EXERCISE DESCRIPTION
All of the records below must be output exactly, with no pictures carried over.

[Stored entries]
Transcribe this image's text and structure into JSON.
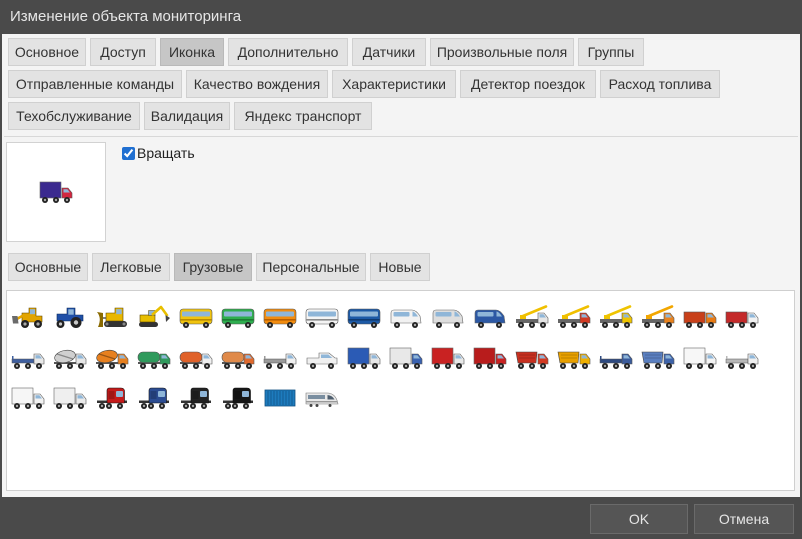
{
  "window": {
    "title": "Изменение объекта мониторинга"
  },
  "theme": {
    "chrome": "#4a4a4a",
    "body": "#f4f4f4",
    "tab": "#e3e3e3",
    "tab-active": "#c6c6c6",
    "accent": "#1f6fd1"
  },
  "tabs": {
    "rows": [
      [
        {
          "label": "Основное"
        },
        {
          "label": "Доступ"
        },
        {
          "label": "Иконка",
          "active": true
        },
        {
          "label": "Дополнительно"
        },
        {
          "label": "Датчики"
        },
        {
          "label": "Произвольные поля"
        },
        {
          "label": "Группы"
        }
      ],
      [
        {
          "label": "Отправленные команды"
        },
        {
          "label": "Качество вождения"
        },
        {
          "label": "Характеристики"
        },
        {
          "label": "Детектор поездок"
        },
        {
          "label": "Расход топлива"
        }
      ],
      [
        {
          "label": "Техобслуживание"
        },
        {
          "label": "Валидация"
        },
        {
          "label": "Яндекс транспорт"
        }
      ]
    ]
  },
  "icon_settings": {
    "preview": {
      "icon": "box-truck-icon",
      "color": "#d3263f",
      "accent": "#3b2a8f"
    },
    "rotate": {
      "label": "Вращать",
      "checked": true
    }
  },
  "icon_categories": [
    {
      "label": "Основные"
    },
    {
      "label": "Легковые"
    },
    {
      "label": "Грузовые",
      "active": true
    },
    {
      "label": "Персональные"
    },
    {
      "label": "Новые"
    }
  ],
  "vehicles": [
    {
      "icon": "wheel-loader-icon",
      "color": "#e2a400",
      "accent": "#6b6b6b"
    },
    {
      "icon": "tractor-icon",
      "color": "#1f4fa8",
      "accent": "#1f4fa8"
    },
    {
      "icon": "bulldozer-icon",
      "color": "#e9b700",
      "accent": "#8a6a00"
    },
    {
      "icon": "excavator-icon",
      "color": "#e8bf00",
      "accent": "#e8bf00"
    },
    {
      "icon": "bus-icon",
      "color": "#f1c40f",
      "accent": "#b88a00"
    },
    {
      "icon": "bus-icon",
      "color": "#2eae4f",
      "accent": "#1d7a34"
    },
    {
      "icon": "bus-icon",
      "color": "#f28c0f",
      "accent": "#b85f00"
    },
    {
      "icon": "bus-icon",
      "color": "#f4f4f4",
      "accent": "#8a8a8a"
    },
    {
      "icon": "bus-icon",
      "color": "#1d5aa6",
      "accent": "#0f3a70"
    },
    {
      "icon": "van-icon",
      "color": "#f2f2f2",
      "accent": "#f2f2f2"
    },
    {
      "icon": "van-icon",
      "color": "#dedede",
      "accent": "#dedede"
    },
    {
      "icon": "van-icon",
      "color": "#2c58a4",
      "accent": "#2c58a4"
    },
    {
      "icon": "crane-truck-icon",
      "color": "#e6e6e6",
      "accent": "#f0c000"
    },
    {
      "icon": "crane-truck-icon",
      "color": "#d23a22",
      "accent": "#f0c000"
    },
    {
      "icon": "crane-truck-icon",
      "color": "#efc400",
      "accent": "#efc400"
    },
    {
      "icon": "crane-truck-icon",
      "color": "#e8821e",
      "accent": "#f2a600"
    },
    {
      "icon": "truck-icon",
      "color": "#e97a12",
      "accent": "#c8401a"
    },
    {
      "icon": "truck-icon",
      "color": "#f2f2f2",
      "accent": "#c42a2a"
    },
    {
      "icon": "flatbed-truck-icon",
      "color": "#e8e8e8",
      "accent": "#3f5f9f"
    },
    {
      "icon": "cement-mixer-icon",
      "color": "#e6e6e6",
      "accent": "#cfcfcf"
    },
    {
      "icon": "cement-mixer-icon",
      "color": "#e7801f",
      "accent": "#e7801f"
    },
    {
      "icon": "tanker-truck-icon",
      "color": "#2f9a5c",
      "accent": "#2f9a5c"
    },
    {
      "icon": "tanker-truck-icon",
      "color": "#f0f0f0",
      "accent": "#e0622a"
    },
    {
      "icon": "tanker-truck-icon",
      "color": "#e06a2e",
      "accent": "#e08a4a"
    },
    {
      "icon": "flatbed-truck-icon",
      "color": "#f0f0f0",
      "accent": "#9a9a9a"
    },
    {
      "icon": "pickup-icon",
      "color": "#f0f0f0",
      "accent": "#f0f0f0"
    },
    {
      "icon": "box-truck-icon",
      "color": "#e8e8e8",
      "accent": "#2b5bb5"
    },
    {
      "icon": "box-truck-icon",
      "color": "#3a62b0",
      "accent": "#e8e8e8"
    },
    {
      "icon": "box-truck-icon",
      "color": "#e8e8e8",
      "accent": "#c92222"
    },
    {
      "icon": "box-truck-icon",
      "color": "#c92222",
      "accent": "#b81c1c"
    },
    {
      "icon": "dump-truck-icon",
      "color": "#d33a22",
      "accent": "#c83020"
    },
    {
      "icon": "dump-truck-icon",
      "color": "#f0b000",
      "accent": "#e8a000"
    },
    {
      "icon": "flatbed-truck-icon",
      "color": "#3b5b9b",
      "accent": "#2e4a80"
    },
    {
      "icon": "dump-truck-icon",
      "color": "#3e63a9",
      "accent": "#5a7fc0"
    },
    {
      "icon": "box-truck-icon",
      "color": "#f4f4f4",
      "accent": "#f7f7f7"
    },
    {
      "icon": "flatbed-truck-icon",
      "color": "#f0f0f0",
      "accent": "#b8b8b8"
    },
    {
      "icon": "box-truck-icon",
      "color": "#f2f2f2",
      "accent": "#f6f6f6"
    },
    {
      "icon": "box-truck-icon",
      "color": "#eaeaea",
      "accent": "#efefef"
    },
    {
      "icon": "semi-truck-icon",
      "color": "#c41a1a",
      "accent": "#c41a1a"
    },
    {
      "icon": "semi-truck-icon",
      "color": "#2b4c92",
      "accent": "#2b4c92"
    },
    {
      "icon": "semi-truck-icon",
      "color": "#222222",
      "accent": "#222222"
    },
    {
      "icon": "semi-truck-icon",
      "color": "#161616",
      "accent": "#161616"
    },
    {
      "icon": "container-icon",
      "color": "#1d7bbd",
      "accent": "#0f4f80"
    },
    {
      "icon": "train-icon",
      "color": "#e8e8e8",
      "accent": "#7a8ea0"
    }
  ],
  "footer": {
    "ok_label": "OK",
    "cancel_label": "Отмена"
  }
}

COMPLETED TASK
Transcribe this image's text and structure into JSON.
{
  "window": {
    "title": "Изменение объекта мониторинга"
  },
  "theme": {
    "chrome": "#4a4a4a",
    "body": "#f4f4f4",
    "tab": "#e3e3e3",
    "tab-active": "#c6c6c6",
    "accent": "#1f6fd1"
  },
  "tabs": {
    "rows": [
      [
        {
          "label": "Основное"
        },
        {
          "label": "Доступ"
        },
        {
          "label": "Иконка",
          "active": true
        },
        {
          "label": "Дополнительно"
        },
        {
          "label": "Датчики"
        },
        {
          "label": "Произвольные поля"
        },
        {
          "label": "Группы"
        }
      ],
      [
        {
          "label": "Отправленные команды"
        },
        {
          "label": "Качество вождения"
        },
        {
          "label": "Характеристики"
        },
        {
          "label": "Детектор поездок"
        },
        {
          "label": "Расход топлива"
        }
      ],
      [
        {
          "label": "Техобслуживание"
        },
        {
          "label": "Валидация"
        },
        {
          "label": "Яндекс транспорт"
        }
      ]
    ]
  },
  "icon_settings": {
    "preview": {
      "icon": "box-truck-icon",
      "color": "#d3263f",
      "accent": "#3b2a8f"
    },
    "rotate": {
      "label": "Вращать",
      "checked": true
    }
  },
  "icon_categories": [
    {
      "label": "Основные"
    },
    {
      "label": "Легковые"
    },
    {
      "label": "Грузовые",
      "active": true
    },
    {
      "label": "Персональные"
    },
    {
      "label": "Новые"
    }
  ],
  "vehicles": [
    {
      "icon": "wheel-loader-icon",
      "color": "#e2a400",
      "accent": "#6b6b6b"
    },
    {
      "icon": "tractor-icon",
      "color": "#1f4fa8",
      "accent": "#1f4fa8"
    },
    {
      "icon": "bulldozer-icon",
      "color": "#e9b700",
      "accent": "#8a6a00"
    },
    {
      "icon": "excavator-icon",
      "color": "#e8bf00",
      "accent": "#e8bf00"
    },
    {
      "icon": "bus-icon",
      "color": "#f1c40f",
      "accent": "#b88a00"
    },
    {
      "icon": "bus-icon",
      "color": "#2eae4f",
      "accent": "#1d7a34"
    },
    {
      "icon": "bus-icon",
      "color": "#f28c0f",
      "accent": "#b85f00"
    },
    {
      "icon": "bus-icon",
      "color": "#f4f4f4",
      "accent": "#8a8a8a"
    },
    {
      "icon": "bus-icon",
      "color": "#1d5aa6",
      "accent": "#0f3a70"
    },
    {
      "icon": "van-icon",
      "color": "#f2f2f2",
      "accent": "#f2f2f2"
    },
    {
      "icon": "van-icon",
      "color": "#dedede",
      "accent": "#dedede"
    },
    {
      "icon": "van-icon",
      "color": "#2c58a4",
      "accent": "#2c58a4"
    },
    {
      "icon": "crane-truck-icon",
      "color": "#e6e6e6",
      "accent": "#f0c000"
    },
    {
      "icon": "crane-truck-icon",
      "color": "#d23a22",
      "accent": "#f0c000"
    },
    {
      "icon": "crane-truck-icon",
      "color": "#efc400",
      "accent": "#efc400"
    },
    {
      "icon": "crane-truck-icon",
      "color": "#e8821e",
      "accent": "#f2a600"
    },
    {
      "icon": "truck-icon",
      "color": "#e97a12",
      "accent": "#c8401a"
    },
    {
      "icon": "truck-icon",
      "color": "#f2f2f2",
      "accent": "#c42a2a"
    },
    {
      "icon": "flatbed-truck-icon",
      "color": "#e8e8e8",
      "accent": "#3f5f9f"
    },
    {
      "icon": "cement-mixer-icon",
      "color": "#e6e6e6",
      "accent": "#cfcfcf"
    },
    {
      "icon": "cement-mixer-icon",
      "color": "#e7801f",
      "accent": "#e7801f"
    },
    {
      "icon": "tanker-truck-icon",
      "color": "#2f9a5c",
      "accent": "#2f9a5c"
    },
    {
      "icon": "tanker-truck-icon",
      "color": "#f0f0f0",
      "accent": "#e0622a"
    },
    {
      "icon": "tanker-truck-icon",
      "color": "#e06a2e",
      "accent": "#e08a4a"
    },
    {
      "icon": "flatbed-truck-icon",
      "color": "#f0f0f0",
      "accent": "#9a9a9a"
    },
    {
      "icon": "pickup-icon",
      "color": "#f0f0f0",
      "accent": "#f0f0f0"
    },
    {
      "icon": "box-truck-icon",
      "color": "#e8e8e8",
      "accent": "#2b5bb5"
    },
    {
      "icon": "box-truck-icon",
      "color": "#3a62b0",
      "accent": "#e8e8e8"
    },
    {
      "icon": "box-truck-icon",
      "color": "#e8e8e8",
      "accent": "#c92222"
    },
    {
      "icon": "box-truck-icon",
      "color": "#c92222",
      "accent": "#b81c1c"
    },
    {
      "icon": "dump-truck-icon",
      "color": "#d33a22",
      "accent": "#c83020"
    },
    {
      "icon": "dump-truck-icon",
      "color": "#f0b000",
      "accent": "#e8a000"
    },
    {
      "icon": "flatbed-truck-icon",
      "color": "#3b5b9b",
      "accent": "#2e4a80"
    },
    {
      "icon": "dump-truck-icon",
      "color": "#3e63a9",
      "accent": "#5a7fc0"
    },
    {
      "icon": "box-truck-icon",
      "color": "#f4f4f4",
      "accent": "#f7f7f7"
    },
    {
      "icon": "flatbed-truck-icon",
      "color": "#f0f0f0",
      "accent": "#b8b8b8"
    },
    {
      "icon": "box-truck-icon",
      "color": "#f2f2f2",
      "accent": "#f6f6f6"
    },
    {
      "icon": "box-truck-icon",
      "color": "#eaeaea",
      "accent": "#efefef"
    },
    {
      "icon": "semi-truck-icon",
      "color": "#c41a1a",
      "accent": "#c41a1a"
    },
    {
      "icon": "semi-truck-icon",
      "color": "#2b4c92",
      "accent": "#2b4c92"
    },
    {
      "icon": "semi-truck-icon",
      "color": "#222222",
      "accent": "#222222"
    },
    {
      "icon": "semi-truck-icon",
      "color": "#161616",
      "accent": "#161616"
    },
    {
      "icon": "container-icon",
      "color": "#1d7bbd",
      "accent": "#0f4f80"
    },
    {
      "icon": "train-icon",
      "color": "#e8e8e8",
      "accent": "#7a8ea0"
    }
  ],
  "footer": {
    "ok_label": "OK",
    "cancel_label": "Отмена"
  }
}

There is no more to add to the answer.